**** MATERIAL FOR THIS TASK ****

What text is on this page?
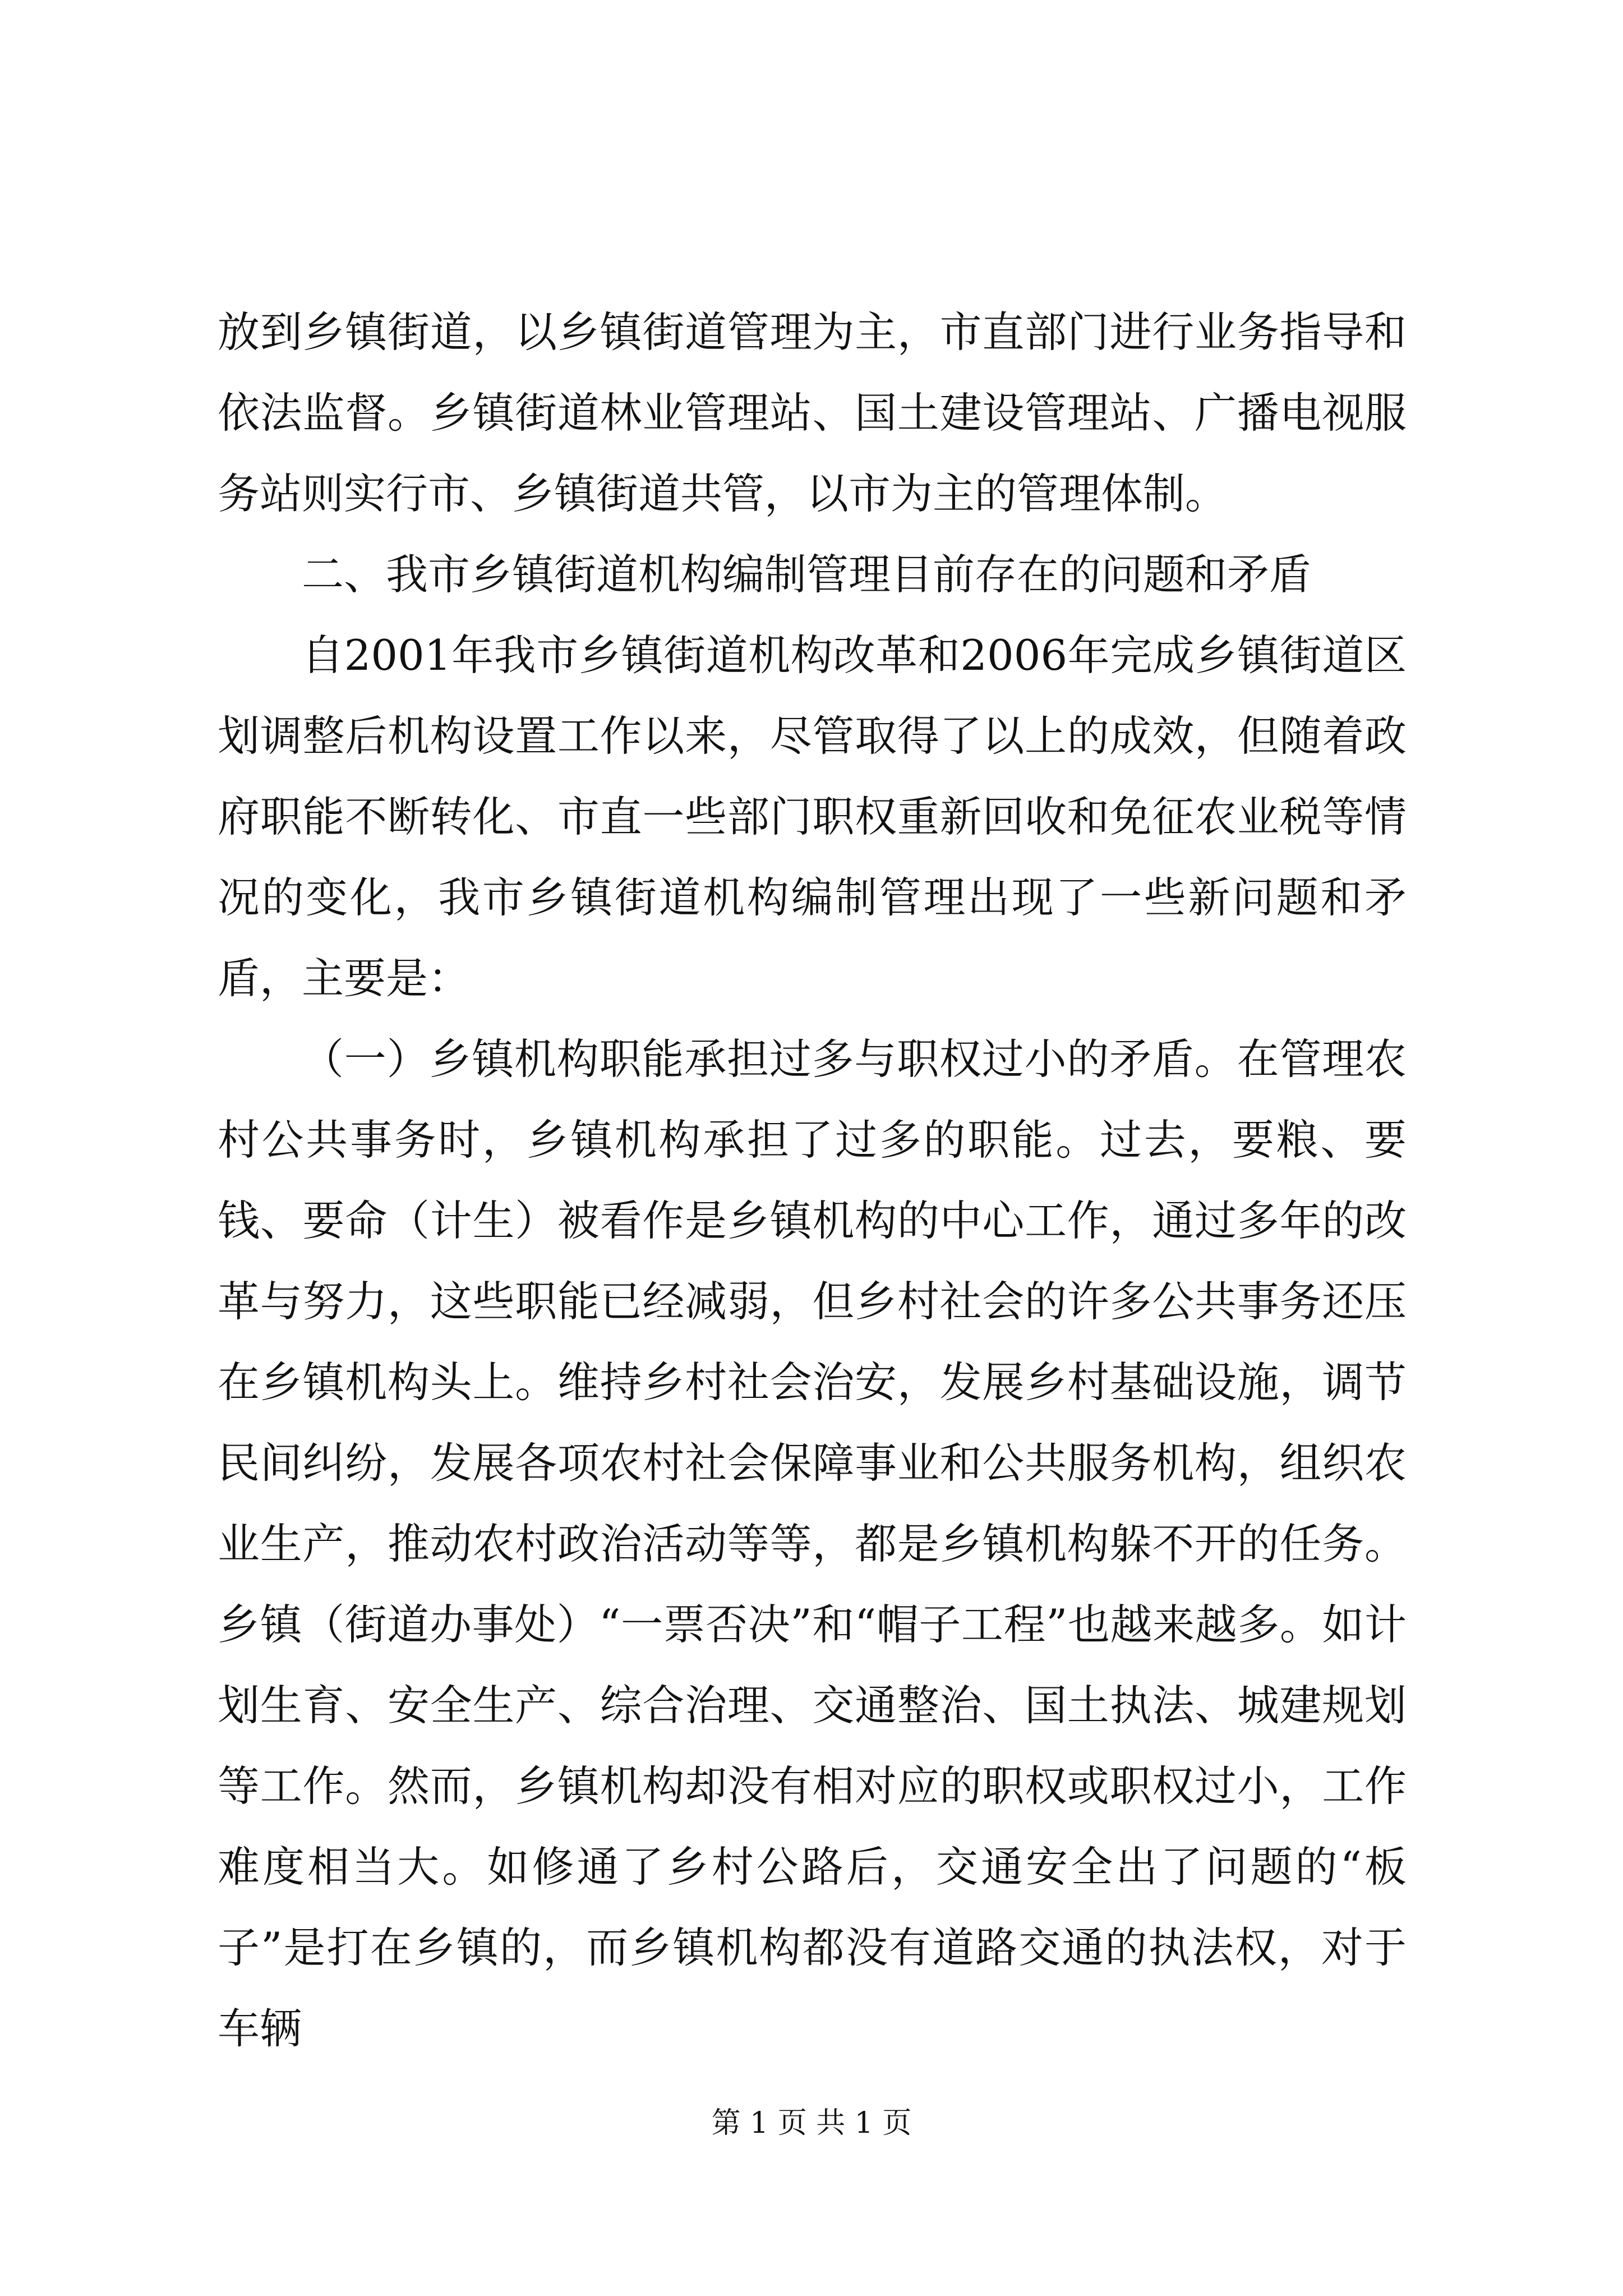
放到乡镇街道，以乡镇街道管理为主，市直部门进行业务指导和依法监督。乡镇街道林业管理站、国土建设管理站、广播电视服务站则实行市、乡镇街道共管，以市为主的管理体制。

二、我市乡镇街道机构编制管理目前存在的问题和矛盾

自2001年我市乡镇街道机构改革和2006年完成乡镇街道区划调整后机构设置工作以来，尽管取得了以上的成效，但随着政府职能不断转化、市直一些部门职权重新回收和免征农业税等情况的变化，我市乡镇街道机构编制管理出现了一些新问题和矛盾，主要是：

（一）乡镇机构职能承担过多与职权过小的矛盾。在管理农村公共事务时，乡镇机构承担了过多的职能。过去，要粮、要钱、要命（计生）被看作是乡镇机构的中心工作，通过多年的改革与努力，这些职能已经减弱，但乡村社会的许多公共事务还压在乡镇机构头上。维持乡村社会治安，发展乡村基础设施，调节民间纠纷，发展各项农村社会保障事业和公共服务机构，组织农业生产，推动农村政治活动等等，都是乡镇机构躲不开的任务。乡镇（街道办事处）“一票否决”和“帽子工程”也越来越多。如计划生育、安全生产、综合治理、交通整治、国土执法、城建规划等工作。然而，乡镇机构却没有相对应的职权或职权过小，工作难度相当大。如修通了乡村公路后，交通安全出了问题的“板子”是打在乡镇的，而乡镇机构都没有道路交通的执法权，对于车辆

第 1 页 共 1 页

****

**REQUIRED TASK:** Leave out the pictures and print each record exactly as it stands.

**EXERCISE RESULT:**
What text is on this page?
放到乡镇街道，以乡镇街道管理为主，市直部门进行业务指导和依法监督。乡镇街道林业管理站、国土建设管理站、广播电视服务站则实行市、乡镇街道共管，以市为主的管理体制。

二、我市乡镇街道机构编制管理目前存在的问题和矛盾

自2001年我市乡镇街道机构改革和2006年完成乡镇街道区划调整后机构设置工作以来，尽管取得了以上的成效，但随着政府职能不断转化、市直一些部门职权重新回收和免征农业税等情况的变化，我市乡镇街道机构编制管理出现了一些新问题和矛盾，主要是：

（一）乡镇机构职能承担过多与职权过小的矛盾。在管理农村公共事务时，乡镇机构承担了过多的职能。过去，要粮、要钱、要命（计生）被看作是乡镇机构的中心工作，通过多年的改革与努力，这些职能已经减弱，但乡村社会的许多公共事务还压在乡镇机构头上。维持乡村社会治安，发展乡村基础设施，调节民间纠纷，发展各项农村社会保障事业和公共服务机构，组织农业生产，推动农村政治活动等等，都是乡镇机构躲不开的任务。乡镇（街道办事处）“一票否决”和“帽子工程”也越来越多。如计划生育、安全生产、综合治理、交通整治、国土执法、城建规划等工作。然而，乡镇机构却没有相对应的职权或职权过小，工作难度相当大。如修通了乡村公路后，交通安全出了问题的“板子”是打在乡镇的，而乡镇机构都没有道路交通的执法权，对于车辆

第 1 页 共 1 页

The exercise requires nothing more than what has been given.